What the exercise asks
In the material below, list every line carrying the string "金星无核葡萄熟了".

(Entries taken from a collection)
=-=-=-=-=

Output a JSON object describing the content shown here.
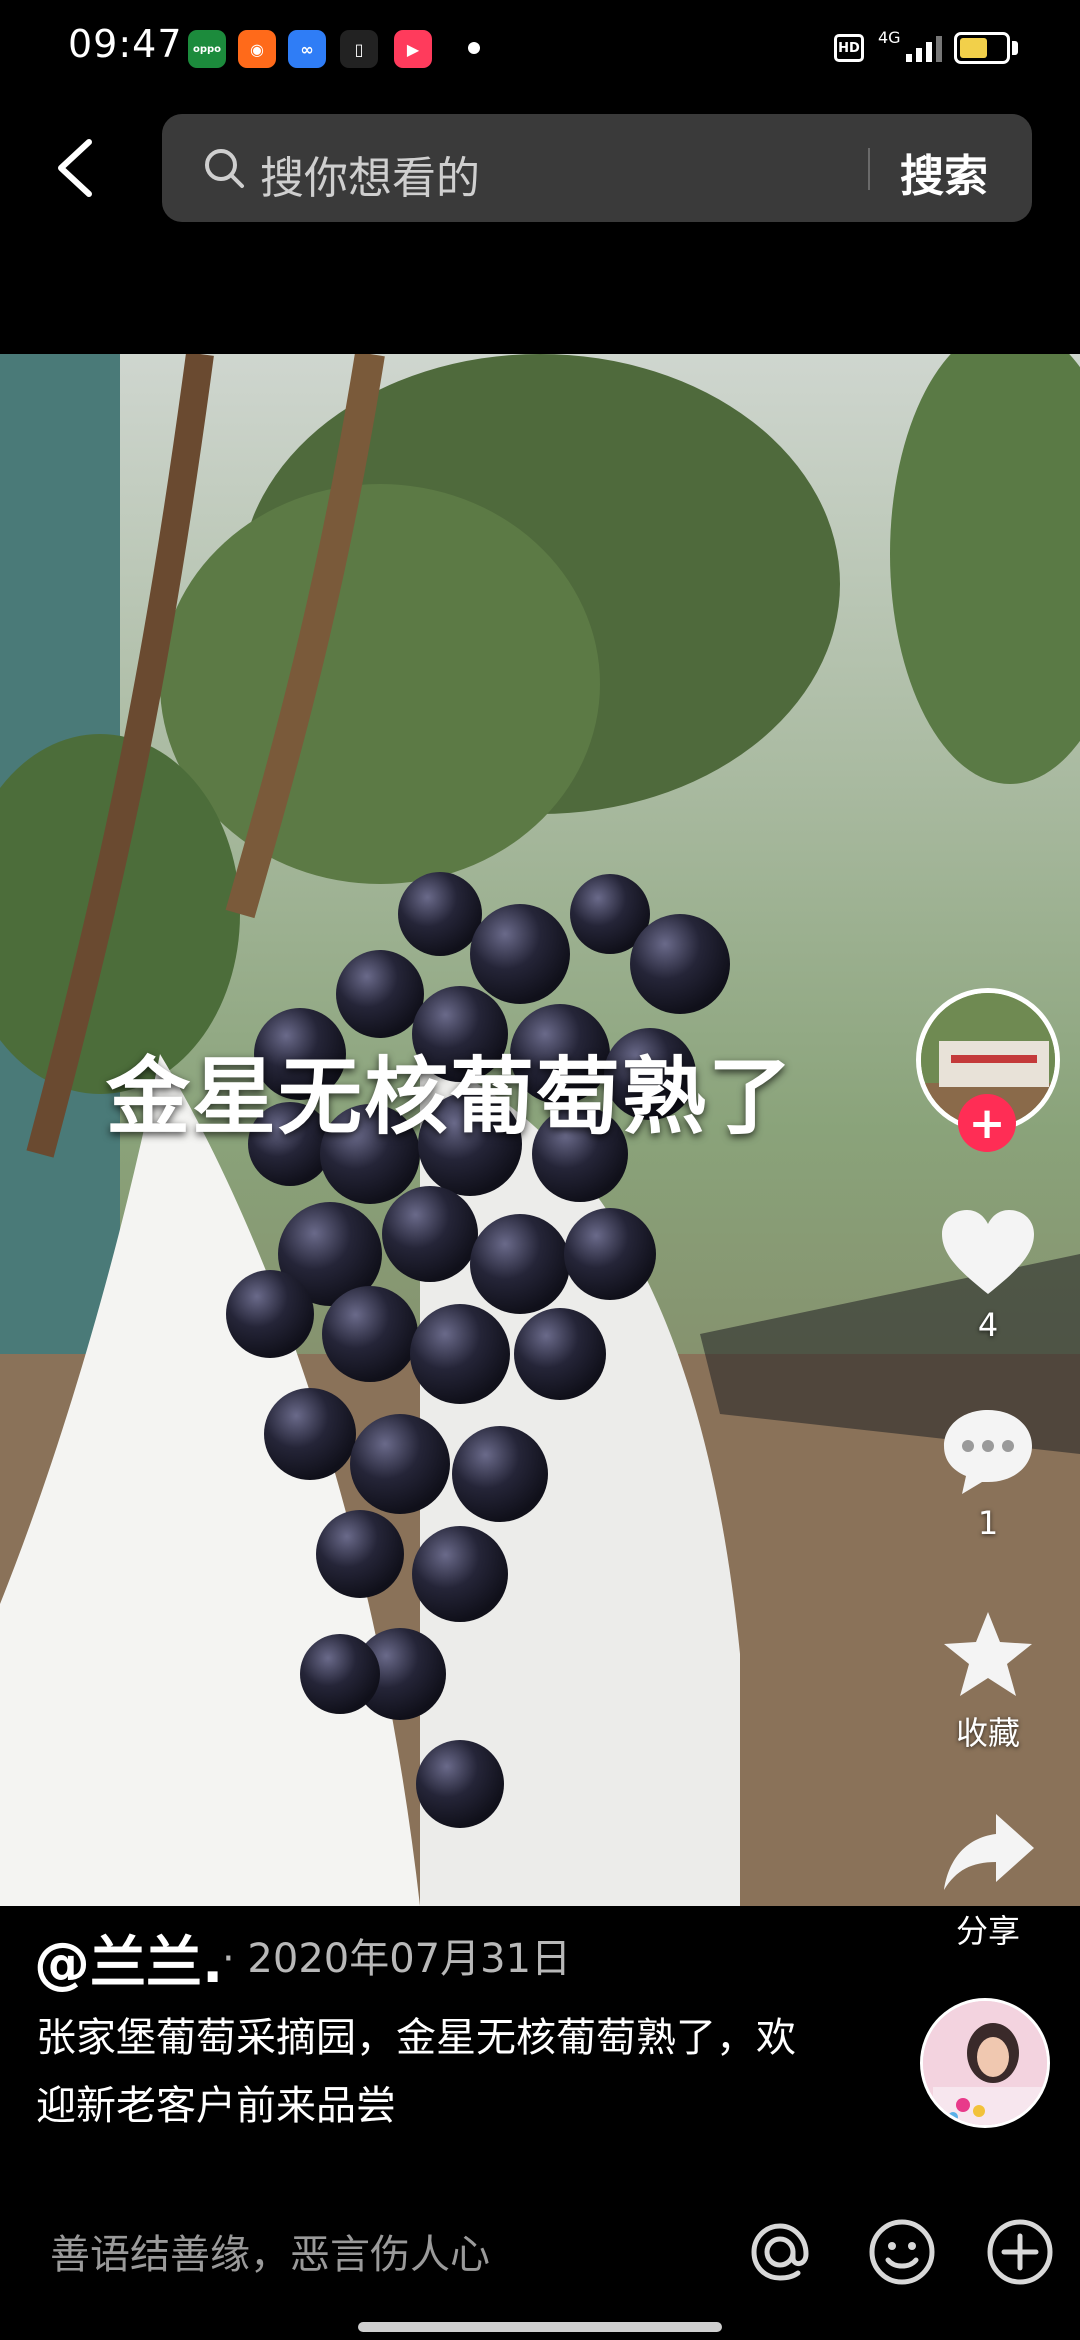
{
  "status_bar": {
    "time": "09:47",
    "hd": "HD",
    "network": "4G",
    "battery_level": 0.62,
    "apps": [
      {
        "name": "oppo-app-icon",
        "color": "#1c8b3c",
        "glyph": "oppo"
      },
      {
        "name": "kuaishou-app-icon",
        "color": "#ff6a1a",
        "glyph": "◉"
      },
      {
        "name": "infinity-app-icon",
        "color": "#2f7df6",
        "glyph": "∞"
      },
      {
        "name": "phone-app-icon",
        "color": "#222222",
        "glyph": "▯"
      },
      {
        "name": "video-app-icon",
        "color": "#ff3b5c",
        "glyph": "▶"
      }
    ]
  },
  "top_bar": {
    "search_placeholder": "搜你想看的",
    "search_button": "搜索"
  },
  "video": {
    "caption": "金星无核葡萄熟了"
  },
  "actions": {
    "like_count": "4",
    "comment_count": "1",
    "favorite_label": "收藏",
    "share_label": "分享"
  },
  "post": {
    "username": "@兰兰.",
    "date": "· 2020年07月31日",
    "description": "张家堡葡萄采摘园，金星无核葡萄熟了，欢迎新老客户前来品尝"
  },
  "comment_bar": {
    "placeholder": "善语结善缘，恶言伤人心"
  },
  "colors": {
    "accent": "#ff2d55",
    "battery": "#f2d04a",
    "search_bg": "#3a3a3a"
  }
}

=-=-=-=-=

Response below
    "caption": "金星无核葡萄熟了"
    "description": "张家堡葡萄采摘园，金星无核葡萄熟了，欢迎新老客户前来品尝"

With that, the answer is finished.